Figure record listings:
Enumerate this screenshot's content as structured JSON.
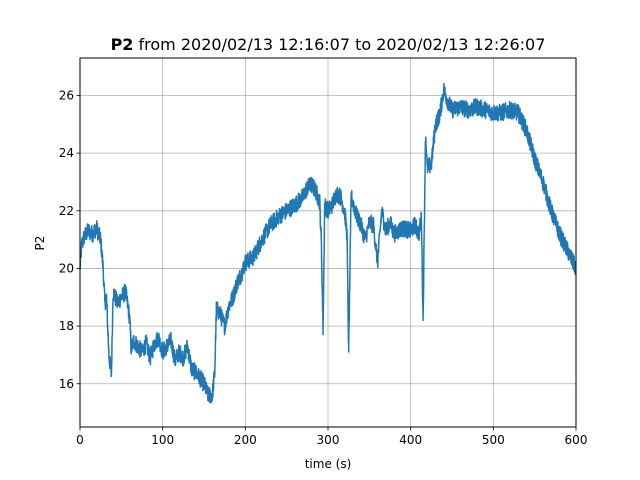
{
  "chart_data": {
    "type": "line",
    "title": {
      "bold": "P2",
      "rest": " from 2020/02/13 12:16:07 to 2020/02/13 12:26:07"
    },
    "xlabel": "time (s)",
    "ylabel": "P2",
    "xlim": [
      0,
      600
    ],
    "ylim": [
      14.5,
      27.3
    ],
    "xticks": [
      0,
      100,
      200,
      300,
      400,
      500,
      600
    ],
    "yticks": [
      16,
      18,
      20,
      22,
      24,
      26
    ],
    "grid": true,
    "colors": {
      "line": "#1f77b4",
      "grid": "#b0b0b0",
      "axis": "#000000"
    },
    "series": [
      {
        "x": [
          0,
          2,
          5,
          10,
          15,
          20,
          25,
          28,
          30,
          32,
          35,
          38,
          40,
          45,
          50,
          55,
          60,
          62,
          65,
          70,
          75,
          80,
          85,
          90,
          95,
          100,
          105,
          110,
          115,
          120,
          125,
          130,
          135,
          140,
          145,
          150,
          155,
          160,
          163,
          165,
          170,
          175,
          180,
          185,
          190,
          195,
          200,
          210,
          220,
          230,
          240,
          250,
          260,
          270,
          275,
          280,
          285,
          290,
          292,
          294,
          296,
          300,
          305,
          310,
          315,
          320,
          323,
          325,
          328,
          330,
          335,
          340,
          345,
          350,
          355,
          360,
          365,
          370,
          375,
          380,
          390,
          400,
          405,
          410,
          413,
          415,
          418,
          420,
          425,
          430,
          435,
          440,
          445,
          450,
          460,
          470,
          480,
          490,
          500,
          510,
          520,
          530,
          540,
          550,
          560,
          570,
          580,
          590,
          595,
          600
        ],
        "y": [
          20.0,
          20.8,
          21.1,
          21.3,
          21.2,
          21.4,
          21.0,
          20.0,
          18.8,
          19.0,
          17.0,
          16.3,
          19.2,
          18.8,
          19.0,
          19.2,
          18.3,
          17.2,
          17.5,
          17.3,
          17.1,
          17.4,
          16.9,
          17.4,
          17.6,
          17.1,
          17.3,
          17.5,
          16.8,
          17.1,
          16.9,
          17.3,
          16.5,
          16.4,
          16.2,
          16.0,
          15.6,
          15.6,
          16.4,
          18.6,
          18.4,
          18.0,
          18.7,
          19.0,
          19.5,
          19.8,
          20.2,
          20.4,
          21.0,
          21.5,
          21.8,
          22.0,
          22.2,
          22.5,
          22.8,
          22.9,
          22.7,
          22.3,
          20.8,
          17.9,
          22.2,
          22.0,
          22.2,
          22.6,
          22.5,
          22.0,
          21.2,
          17.1,
          22.5,
          22.3,
          21.8,
          21.5,
          21.0,
          21.6,
          21.5,
          20.2,
          22.0,
          21.3,
          21.6,
          21.2,
          21.4,
          21.3,
          21.5,
          21.2,
          21.8,
          18.2,
          24.7,
          23.5,
          23.6,
          25.0,
          25.3,
          26.2,
          25.8,
          25.5,
          25.6,
          25.5,
          25.6,
          25.5,
          25.4,
          25.4,
          25.5,
          25.4,
          24.8,
          23.8,
          23.0,
          22.0,
          21.2,
          20.6,
          20.3,
          20.0
        ]
      }
    ]
  }
}
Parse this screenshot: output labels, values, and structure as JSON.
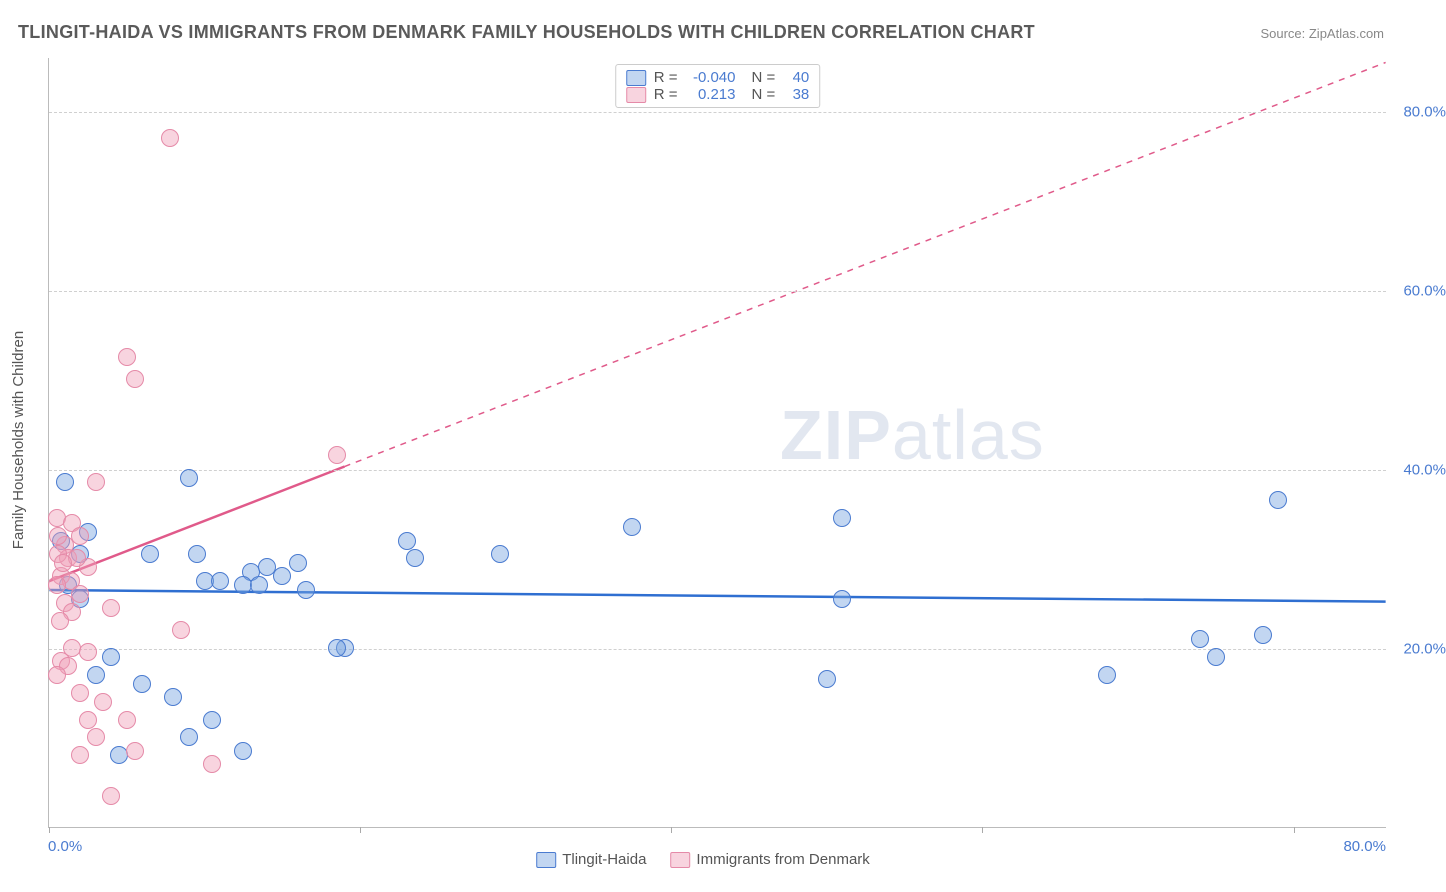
{
  "title": "TLINGIT-HAIDA VS IMMIGRANTS FROM DENMARK FAMILY HOUSEHOLDS WITH CHILDREN CORRELATION CHART",
  "source": "Source: ZipAtlas.com",
  "ylabel": "Family Households with Children",
  "watermark_zip": "ZIP",
  "watermark_atlas": "atlas",
  "chart": {
    "type": "scatter",
    "xlim": [
      0,
      86
    ],
    "ylim": [
      0,
      86
    ],
    "x_axis_left_label": "0.0%",
    "x_axis_right_label": "80.0%",
    "x_tick_positions": [
      0,
      20,
      40,
      60,
      80
    ],
    "y_gridlines": [
      20,
      40,
      60,
      80
    ],
    "y_tick_labels": [
      "20.0%",
      "40.0%",
      "60.0%",
      "80.0%"
    ],
    "background_color": "#ffffff",
    "grid_color": "#d0d0d0",
    "axis_color": "#bbbbbb",
    "label_color": "#4a7bd0",
    "series": [
      {
        "name": "Tlingit-Haida",
        "marker_fill": "rgba(120,165,225,0.45)",
        "marker_stroke": "#4a7bd0",
        "marker_radius": 9,
        "trend_color": "#2f6fd1",
        "trend_width": 2.5,
        "trend_solid_end_x": 86,
        "trend_y0": 26.5,
        "trend_y1": 25.2,
        "R": "-0.040",
        "N": "40",
        "points": [
          [
            1.0,
            38.5
          ],
          [
            2.5,
            33.0
          ],
          [
            9.0,
            39.0
          ],
          [
            0.8,
            32.0
          ],
          [
            2.0,
            30.5
          ],
          [
            6.5,
            30.5
          ],
          [
            9.5,
            30.5
          ],
          [
            13.0,
            28.5
          ],
          [
            14.0,
            29.0
          ],
          [
            15.0,
            28.0
          ],
          [
            16.0,
            29.5
          ],
          [
            10.0,
            27.5
          ],
          [
            12.5,
            27.0
          ],
          [
            23.0,
            32.0
          ],
          [
            29.0,
            30.5
          ],
          [
            37.5,
            33.5
          ],
          [
            51.0,
            34.5
          ],
          [
            79.0,
            36.5
          ],
          [
            3.0,
            17.0
          ],
          [
            4.0,
            19.0
          ],
          [
            6.0,
            16.0
          ],
          [
            8.0,
            14.5
          ],
          [
            9.0,
            10.0
          ],
          [
            10.5,
            12.0
          ],
          [
            12.5,
            8.5
          ],
          [
            4.5,
            8.0
          ],
          [
            19.0,
            20.0
          ],
          [
            18.5,
            20.0
          ],
          [
            51.0,
            25.5
          ],
          [
            50.0,
            16.5
          ],
          [
            68.0,
            17.0
          ],
          [
            75.0,
            19.0
          ],
          [
            78.0,
            21.5
          ],
          [
            74.0,
            21.0
          ],
          [
            11.0,
            27.5
          ],
          [
            13.5,
            27.0
          ],
          [
            16.5,
            26.5
          ],
          [
            2.0,
            25.5
          ],
          [
            1.2,
            27.0
          ],
          [
            23.5,
            30.0
          ]
        ]
      },
      {
        "name": "Immigrants from Denmark",
        "marker_fill": "rgba(240,160,185,0.45)",
        "marker_stroke": "#e58aa8",
        "marker_radius": 9,
        "trend_color": "#e05a8a",
        "trend_width": 2.5,
        "trend_solid_end_x": 19,
        "trend_y0": 27.5,
        "trend_y1": 85.5,
        "R": "0.213",
        "N": "38",
        "points": [
          [
            7.8,
            77.0
          ],
          [
            5.0,
            52.5
          ],
          [
            5.5,
            50.0
          ],
          [
            3.0,
            38.5
          ],
          [
            18.5,
            41.5
          ],
          [
            0.5,
            34.5
          ],
          [
            1.5,
            34.0
          ],
          [
            1.0,
            31.5
          ],
          [
            2.0,
            32.5
          ],
          [
            1.2,
            30.0
          ],
          [
            0.6,
            30.5
          ],
          [
            2.5,
            29.0
          ],
          [
            0.8,
            28.0
          ],
          [
            1.4,
            27.5
          ],
          [
            0.5,
            27.0
          ],
          [
            2.0,
            26.0
          ],
          [
            1.0,
            25.0
          ],
          [
            1.5,
            24.0
          ],
          [
            4.0,
            24.5
          ],
          [
            0.7,
            23.0
          ],
          [
            1.5,
            20.0
          ],
          [
            2.5,
            19.5
          ],
          [
            0.8,
            18.5
          ],
          [
            1.2,
            18.0
          ],
          [
            0.5,
            17.0
          ],
          [
            2.0,
            15.0
          ],
          [
            3.5,
            14.0
          ],
          [
            8.5,
            22.0
          ],
          [
            2.5,
            12.0
          ],
          [
            5.0,
            12.0
          ],
          [
            3.0,
            10.0
          ],
          [
            5.5,
            8.5
          ],
          [
            2.0,
            8.0
          ],
          [
            10.5,
            7.0
          ],
          [
            4.0,
            3.5
          ],
          [
            0.6,
            32.5
          ],
          [
            1.8,
            30.0
          ],
          [
            0.9,
            29.5
          ]
        ]
      }
    ]
  },
  "bottom_legend": [
    "Tlingit-Haida",
    "Immigrants from Denmark"
  ]
}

What the task requires →
Pick out the lines containing the word "title" and show them.

Solution →
    "title": {
  "title": "TLINGIT-HAIDA VS IMMIGRANTS FROM DENMARK FAMILY HOUSEHOLDS WITH CHILDREN CORRELATION CHART",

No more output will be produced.